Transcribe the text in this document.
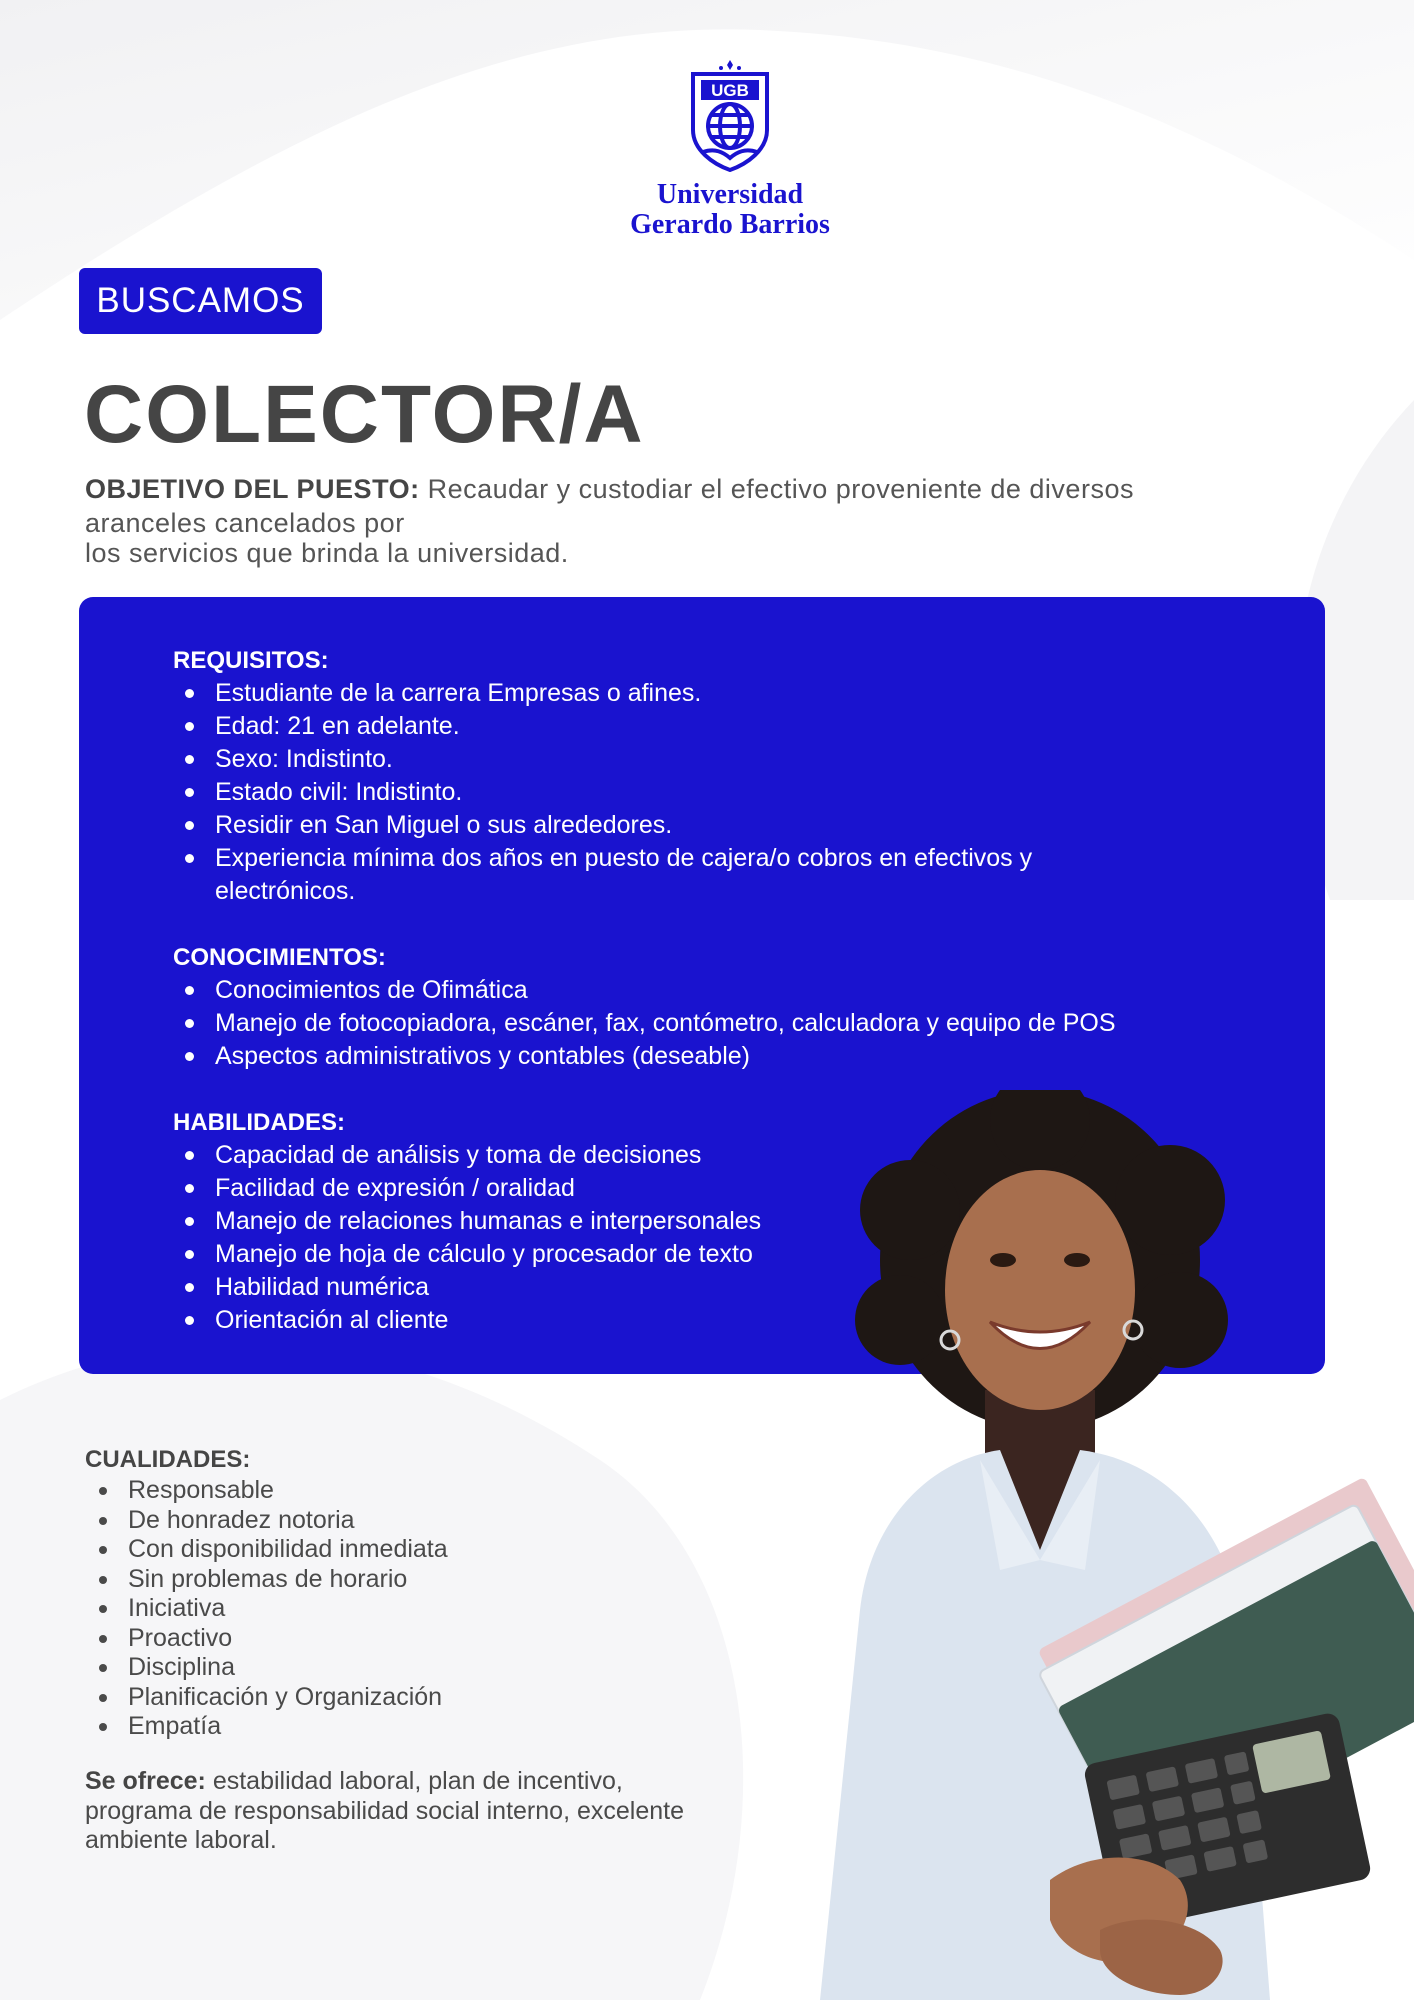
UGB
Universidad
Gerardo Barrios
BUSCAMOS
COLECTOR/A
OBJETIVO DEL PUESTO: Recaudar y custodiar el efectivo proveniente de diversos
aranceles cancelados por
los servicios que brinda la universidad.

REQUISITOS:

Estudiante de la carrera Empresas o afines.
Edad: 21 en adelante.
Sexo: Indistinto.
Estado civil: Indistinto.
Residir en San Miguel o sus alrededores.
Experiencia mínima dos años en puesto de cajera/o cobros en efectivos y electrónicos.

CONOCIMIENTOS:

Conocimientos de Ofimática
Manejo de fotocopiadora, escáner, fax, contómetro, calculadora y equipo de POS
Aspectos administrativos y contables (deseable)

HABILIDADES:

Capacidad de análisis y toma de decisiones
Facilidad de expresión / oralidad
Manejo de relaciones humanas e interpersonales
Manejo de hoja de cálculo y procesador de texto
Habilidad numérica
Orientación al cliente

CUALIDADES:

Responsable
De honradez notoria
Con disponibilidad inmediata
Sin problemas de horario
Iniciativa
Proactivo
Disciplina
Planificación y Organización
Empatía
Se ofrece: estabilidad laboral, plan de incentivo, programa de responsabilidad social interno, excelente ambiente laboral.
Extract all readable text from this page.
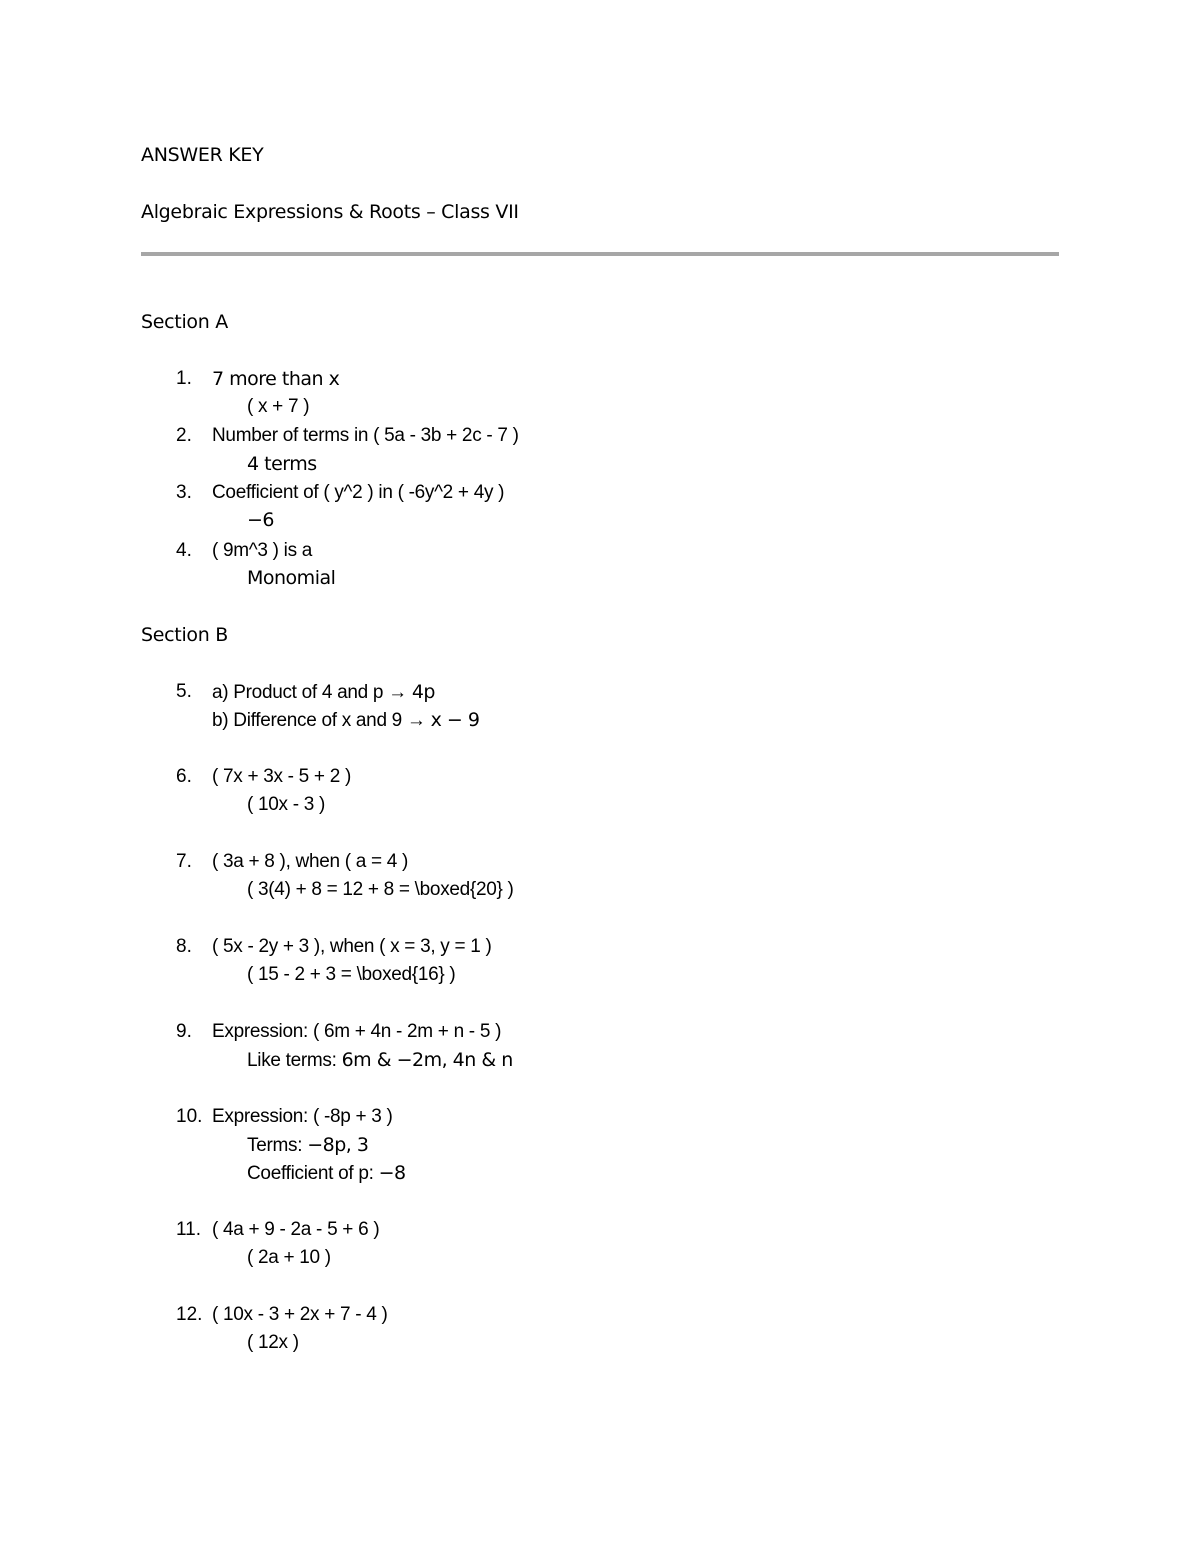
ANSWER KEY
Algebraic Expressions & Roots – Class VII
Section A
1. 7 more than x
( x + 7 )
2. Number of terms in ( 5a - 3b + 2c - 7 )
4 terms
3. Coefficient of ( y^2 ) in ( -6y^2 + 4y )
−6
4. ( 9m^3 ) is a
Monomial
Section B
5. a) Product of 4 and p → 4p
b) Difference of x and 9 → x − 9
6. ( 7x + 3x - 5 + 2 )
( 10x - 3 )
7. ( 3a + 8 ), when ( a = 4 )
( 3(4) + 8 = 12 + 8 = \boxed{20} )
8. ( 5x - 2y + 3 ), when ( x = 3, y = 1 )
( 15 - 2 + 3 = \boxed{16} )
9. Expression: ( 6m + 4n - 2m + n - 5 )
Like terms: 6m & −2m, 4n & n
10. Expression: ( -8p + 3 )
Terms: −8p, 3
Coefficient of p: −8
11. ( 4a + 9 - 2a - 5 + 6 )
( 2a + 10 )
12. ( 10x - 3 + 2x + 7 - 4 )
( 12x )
# # # # #
> [WRITTEN EXERCISE]:
Copy every line from the entries that contains the word "Manejo".

> [FULL SOLUTION]:
Manejo de fotocopiadora, escáner, fax, contómetro, calculadora y equipo de POS
Manejo de relaciones humanas e interpersonales
Manejo de hoja de cálculo y procesador de texto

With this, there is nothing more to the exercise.